Problem to solve:
Report only the number of lines in the records that contain the word "name".

Records for this exercise:
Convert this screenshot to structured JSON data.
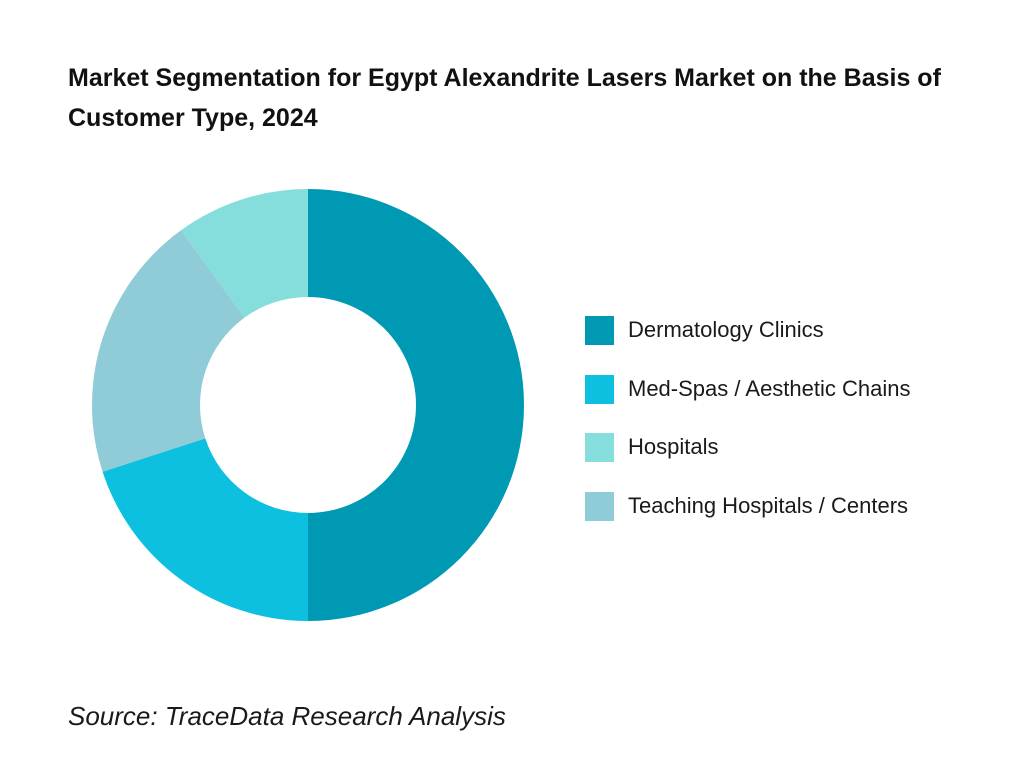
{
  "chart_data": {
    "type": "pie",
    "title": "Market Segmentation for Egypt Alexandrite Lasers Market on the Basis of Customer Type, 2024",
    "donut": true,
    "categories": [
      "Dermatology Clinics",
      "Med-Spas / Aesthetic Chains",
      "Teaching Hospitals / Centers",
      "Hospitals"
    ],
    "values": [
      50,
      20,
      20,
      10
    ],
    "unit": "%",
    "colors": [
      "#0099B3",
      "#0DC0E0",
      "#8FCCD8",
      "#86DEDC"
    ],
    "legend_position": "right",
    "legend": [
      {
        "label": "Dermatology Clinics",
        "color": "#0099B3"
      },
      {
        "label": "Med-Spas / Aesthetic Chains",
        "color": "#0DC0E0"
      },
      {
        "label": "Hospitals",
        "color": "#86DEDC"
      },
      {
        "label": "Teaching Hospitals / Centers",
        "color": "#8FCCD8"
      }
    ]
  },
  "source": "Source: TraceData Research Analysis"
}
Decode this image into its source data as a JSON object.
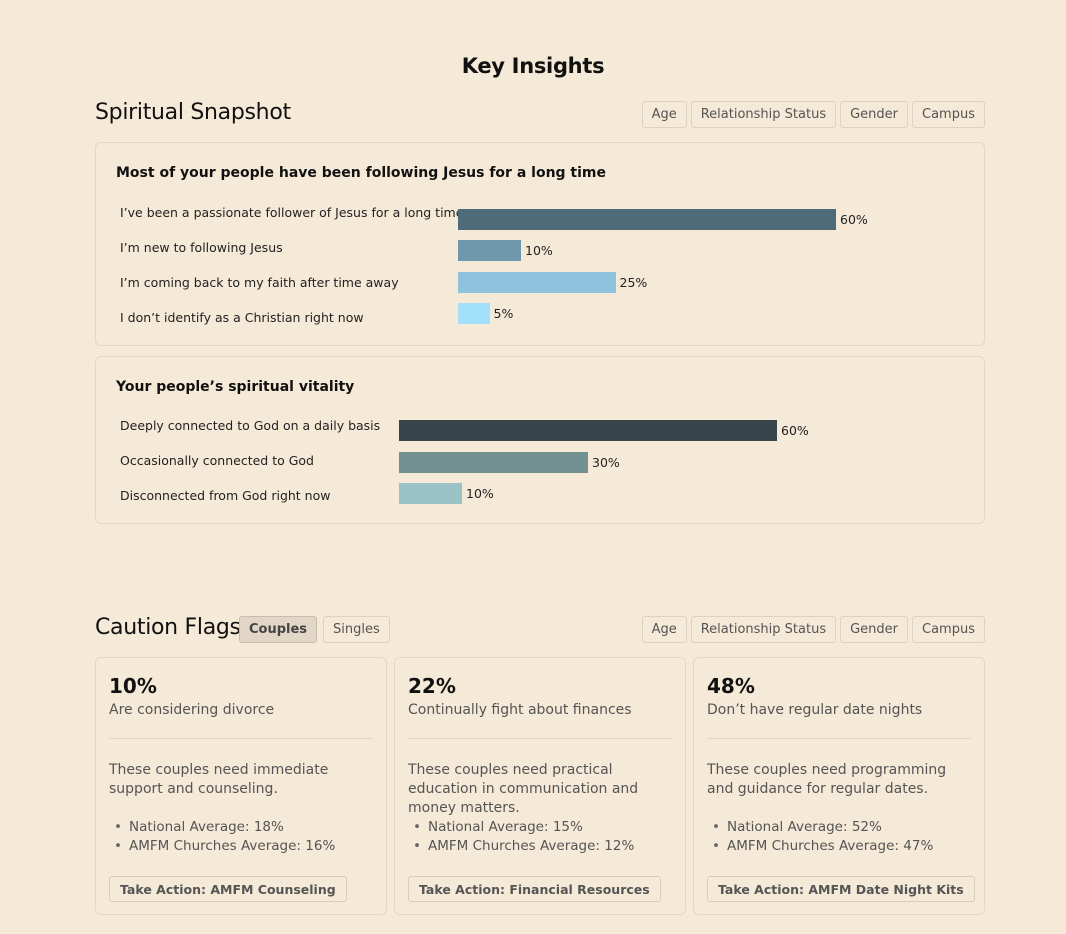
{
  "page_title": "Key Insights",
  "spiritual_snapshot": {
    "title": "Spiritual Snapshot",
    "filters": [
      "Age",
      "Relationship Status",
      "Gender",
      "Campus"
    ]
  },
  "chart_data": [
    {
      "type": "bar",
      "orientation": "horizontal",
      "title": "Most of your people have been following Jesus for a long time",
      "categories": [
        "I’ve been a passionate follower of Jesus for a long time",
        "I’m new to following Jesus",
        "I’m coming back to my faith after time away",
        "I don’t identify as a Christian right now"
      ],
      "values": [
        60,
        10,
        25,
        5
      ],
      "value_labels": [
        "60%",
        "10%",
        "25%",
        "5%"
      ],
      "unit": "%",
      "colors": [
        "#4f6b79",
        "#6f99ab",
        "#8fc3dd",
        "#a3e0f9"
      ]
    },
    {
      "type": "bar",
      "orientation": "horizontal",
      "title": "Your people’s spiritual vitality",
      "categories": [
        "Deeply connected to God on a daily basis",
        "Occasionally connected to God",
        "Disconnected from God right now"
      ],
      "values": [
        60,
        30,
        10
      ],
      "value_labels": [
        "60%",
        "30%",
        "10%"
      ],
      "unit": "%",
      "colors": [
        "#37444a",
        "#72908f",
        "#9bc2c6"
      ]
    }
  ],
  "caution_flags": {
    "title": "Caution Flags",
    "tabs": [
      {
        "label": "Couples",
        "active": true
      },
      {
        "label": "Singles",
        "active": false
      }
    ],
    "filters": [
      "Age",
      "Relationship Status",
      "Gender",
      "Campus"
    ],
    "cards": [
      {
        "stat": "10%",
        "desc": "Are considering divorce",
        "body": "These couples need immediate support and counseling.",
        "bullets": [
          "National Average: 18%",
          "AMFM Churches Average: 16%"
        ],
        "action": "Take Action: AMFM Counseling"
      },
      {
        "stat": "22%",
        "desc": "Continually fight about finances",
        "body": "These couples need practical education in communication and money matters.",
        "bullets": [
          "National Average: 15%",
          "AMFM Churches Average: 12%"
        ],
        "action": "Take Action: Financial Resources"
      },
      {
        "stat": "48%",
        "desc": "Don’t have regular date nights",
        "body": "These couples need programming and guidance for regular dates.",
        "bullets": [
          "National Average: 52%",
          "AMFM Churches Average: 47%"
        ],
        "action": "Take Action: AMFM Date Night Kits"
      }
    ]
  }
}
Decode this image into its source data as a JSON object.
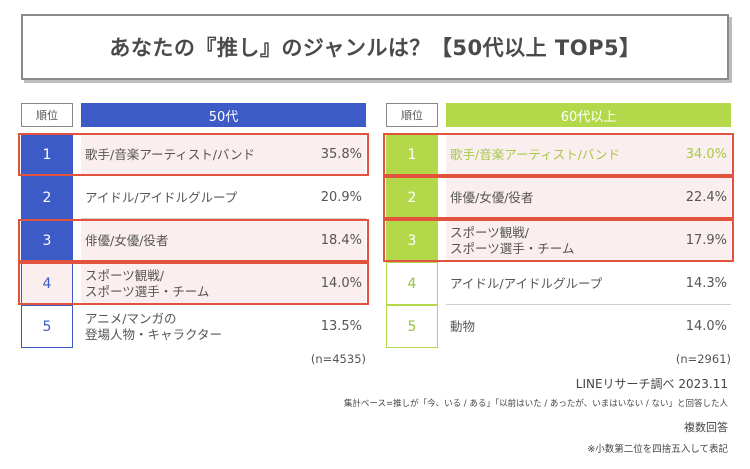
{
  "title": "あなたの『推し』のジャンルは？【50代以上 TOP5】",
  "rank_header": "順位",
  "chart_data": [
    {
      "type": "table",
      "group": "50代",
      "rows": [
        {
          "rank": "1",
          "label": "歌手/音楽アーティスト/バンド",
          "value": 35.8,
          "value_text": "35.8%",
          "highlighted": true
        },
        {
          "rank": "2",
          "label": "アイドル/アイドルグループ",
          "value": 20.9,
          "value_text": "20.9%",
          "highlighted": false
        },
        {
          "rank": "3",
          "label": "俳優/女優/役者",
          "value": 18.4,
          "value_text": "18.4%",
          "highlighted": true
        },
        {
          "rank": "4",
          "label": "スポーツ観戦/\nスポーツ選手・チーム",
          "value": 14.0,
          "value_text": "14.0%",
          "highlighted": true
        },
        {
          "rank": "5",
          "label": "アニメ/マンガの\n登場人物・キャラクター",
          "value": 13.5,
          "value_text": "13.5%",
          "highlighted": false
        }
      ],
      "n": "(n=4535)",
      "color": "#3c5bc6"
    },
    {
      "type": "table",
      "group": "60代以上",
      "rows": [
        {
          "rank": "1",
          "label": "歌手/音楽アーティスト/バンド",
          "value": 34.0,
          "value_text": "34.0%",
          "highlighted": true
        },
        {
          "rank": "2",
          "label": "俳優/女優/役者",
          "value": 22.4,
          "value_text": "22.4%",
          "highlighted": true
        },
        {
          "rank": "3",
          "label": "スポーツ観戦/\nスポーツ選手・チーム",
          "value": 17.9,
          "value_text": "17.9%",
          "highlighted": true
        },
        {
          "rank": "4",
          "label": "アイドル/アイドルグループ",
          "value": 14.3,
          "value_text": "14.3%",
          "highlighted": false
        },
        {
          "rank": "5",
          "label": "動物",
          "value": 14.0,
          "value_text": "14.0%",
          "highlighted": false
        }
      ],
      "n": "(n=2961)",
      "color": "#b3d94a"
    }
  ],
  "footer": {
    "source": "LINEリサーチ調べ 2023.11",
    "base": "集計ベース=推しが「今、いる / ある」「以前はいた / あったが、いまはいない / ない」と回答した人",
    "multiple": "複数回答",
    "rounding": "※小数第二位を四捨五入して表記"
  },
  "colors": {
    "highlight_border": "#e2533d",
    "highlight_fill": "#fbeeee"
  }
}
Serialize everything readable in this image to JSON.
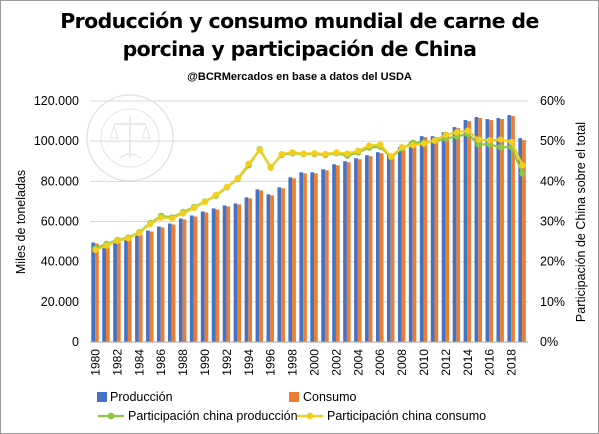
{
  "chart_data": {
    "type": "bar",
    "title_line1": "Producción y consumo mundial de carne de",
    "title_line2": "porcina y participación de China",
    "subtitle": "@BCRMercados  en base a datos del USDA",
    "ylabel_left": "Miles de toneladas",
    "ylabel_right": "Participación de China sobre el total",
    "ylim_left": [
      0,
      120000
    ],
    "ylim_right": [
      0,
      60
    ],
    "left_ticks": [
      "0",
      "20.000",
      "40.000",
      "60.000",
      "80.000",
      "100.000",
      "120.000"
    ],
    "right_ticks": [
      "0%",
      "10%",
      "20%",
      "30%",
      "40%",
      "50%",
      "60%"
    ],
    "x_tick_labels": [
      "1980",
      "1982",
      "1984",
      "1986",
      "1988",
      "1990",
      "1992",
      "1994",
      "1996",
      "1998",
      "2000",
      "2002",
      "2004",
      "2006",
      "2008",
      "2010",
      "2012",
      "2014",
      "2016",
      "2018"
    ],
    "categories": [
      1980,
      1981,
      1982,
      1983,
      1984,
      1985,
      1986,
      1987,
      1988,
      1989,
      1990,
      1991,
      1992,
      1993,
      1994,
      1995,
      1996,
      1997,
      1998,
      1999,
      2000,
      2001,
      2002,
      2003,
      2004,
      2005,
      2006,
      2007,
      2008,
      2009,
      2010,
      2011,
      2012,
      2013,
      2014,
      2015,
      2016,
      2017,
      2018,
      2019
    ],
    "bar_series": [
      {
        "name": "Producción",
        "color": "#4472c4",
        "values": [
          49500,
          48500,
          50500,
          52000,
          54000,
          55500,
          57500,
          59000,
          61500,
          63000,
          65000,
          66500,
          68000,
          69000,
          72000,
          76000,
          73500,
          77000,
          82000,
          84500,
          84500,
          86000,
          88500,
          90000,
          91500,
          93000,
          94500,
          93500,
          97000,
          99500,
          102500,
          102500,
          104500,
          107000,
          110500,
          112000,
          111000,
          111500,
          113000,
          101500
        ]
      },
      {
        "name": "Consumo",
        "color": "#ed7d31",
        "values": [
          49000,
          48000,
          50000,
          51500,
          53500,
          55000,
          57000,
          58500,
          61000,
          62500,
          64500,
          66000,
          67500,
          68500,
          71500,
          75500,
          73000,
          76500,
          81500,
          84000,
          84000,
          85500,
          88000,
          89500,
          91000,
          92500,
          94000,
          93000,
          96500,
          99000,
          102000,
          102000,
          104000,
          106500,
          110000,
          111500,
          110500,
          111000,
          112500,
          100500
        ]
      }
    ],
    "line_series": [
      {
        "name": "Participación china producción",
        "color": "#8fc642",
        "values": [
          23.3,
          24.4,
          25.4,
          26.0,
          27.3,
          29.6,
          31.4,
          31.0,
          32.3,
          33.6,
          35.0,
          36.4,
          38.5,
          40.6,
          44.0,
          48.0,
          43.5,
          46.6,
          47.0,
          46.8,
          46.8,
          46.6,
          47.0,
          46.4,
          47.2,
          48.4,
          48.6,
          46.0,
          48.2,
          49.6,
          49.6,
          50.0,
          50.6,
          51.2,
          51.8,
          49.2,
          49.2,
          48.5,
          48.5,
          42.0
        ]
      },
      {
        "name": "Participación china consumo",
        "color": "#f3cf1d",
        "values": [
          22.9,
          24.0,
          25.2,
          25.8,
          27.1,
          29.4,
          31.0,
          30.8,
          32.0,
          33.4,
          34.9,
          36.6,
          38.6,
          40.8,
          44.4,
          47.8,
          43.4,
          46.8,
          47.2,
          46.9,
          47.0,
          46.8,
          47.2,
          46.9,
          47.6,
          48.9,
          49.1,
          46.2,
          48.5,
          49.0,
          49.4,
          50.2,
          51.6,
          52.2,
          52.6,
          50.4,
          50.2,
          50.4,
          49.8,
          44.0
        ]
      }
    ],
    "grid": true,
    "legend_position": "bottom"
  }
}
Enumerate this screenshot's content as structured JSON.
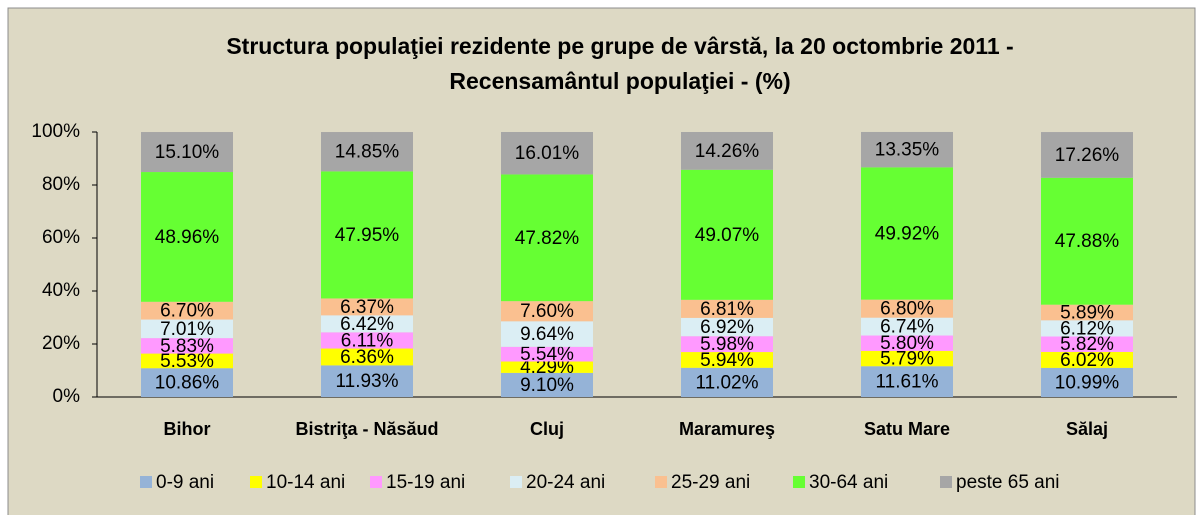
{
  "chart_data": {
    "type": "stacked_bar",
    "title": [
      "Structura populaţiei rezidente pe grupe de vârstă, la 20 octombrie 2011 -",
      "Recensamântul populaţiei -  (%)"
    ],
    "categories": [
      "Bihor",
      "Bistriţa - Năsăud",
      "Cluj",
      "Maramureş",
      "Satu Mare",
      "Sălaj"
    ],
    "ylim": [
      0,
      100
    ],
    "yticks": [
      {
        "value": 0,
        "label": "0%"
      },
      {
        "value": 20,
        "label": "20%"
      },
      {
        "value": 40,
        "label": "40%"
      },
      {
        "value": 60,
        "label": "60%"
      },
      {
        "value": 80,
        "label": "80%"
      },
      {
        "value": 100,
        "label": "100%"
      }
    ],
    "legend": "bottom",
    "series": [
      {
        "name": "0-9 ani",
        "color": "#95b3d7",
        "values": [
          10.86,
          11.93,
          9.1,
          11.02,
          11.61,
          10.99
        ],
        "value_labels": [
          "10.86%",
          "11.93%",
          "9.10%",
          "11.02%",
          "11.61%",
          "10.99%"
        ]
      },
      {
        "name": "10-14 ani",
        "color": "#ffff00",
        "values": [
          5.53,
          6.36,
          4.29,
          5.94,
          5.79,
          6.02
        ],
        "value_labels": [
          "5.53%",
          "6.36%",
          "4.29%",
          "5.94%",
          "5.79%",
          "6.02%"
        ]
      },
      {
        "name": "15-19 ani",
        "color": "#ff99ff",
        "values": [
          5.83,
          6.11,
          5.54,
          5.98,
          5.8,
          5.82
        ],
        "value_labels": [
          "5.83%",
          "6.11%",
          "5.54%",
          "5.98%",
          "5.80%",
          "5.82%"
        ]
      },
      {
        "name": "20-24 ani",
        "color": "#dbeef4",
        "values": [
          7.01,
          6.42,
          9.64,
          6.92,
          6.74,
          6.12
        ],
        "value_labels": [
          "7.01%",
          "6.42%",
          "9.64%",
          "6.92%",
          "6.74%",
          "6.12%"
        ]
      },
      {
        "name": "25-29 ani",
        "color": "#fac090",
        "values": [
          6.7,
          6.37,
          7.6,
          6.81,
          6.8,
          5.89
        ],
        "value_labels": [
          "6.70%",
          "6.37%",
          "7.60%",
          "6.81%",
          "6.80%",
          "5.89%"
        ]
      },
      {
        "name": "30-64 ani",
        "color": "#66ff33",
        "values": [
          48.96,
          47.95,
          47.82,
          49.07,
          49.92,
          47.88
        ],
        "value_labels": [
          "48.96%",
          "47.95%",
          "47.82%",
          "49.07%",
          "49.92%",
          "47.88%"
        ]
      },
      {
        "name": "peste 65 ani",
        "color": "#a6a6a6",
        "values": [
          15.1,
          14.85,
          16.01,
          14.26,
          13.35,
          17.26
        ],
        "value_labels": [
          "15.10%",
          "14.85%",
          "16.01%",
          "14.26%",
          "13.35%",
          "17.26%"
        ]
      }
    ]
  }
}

Output:
11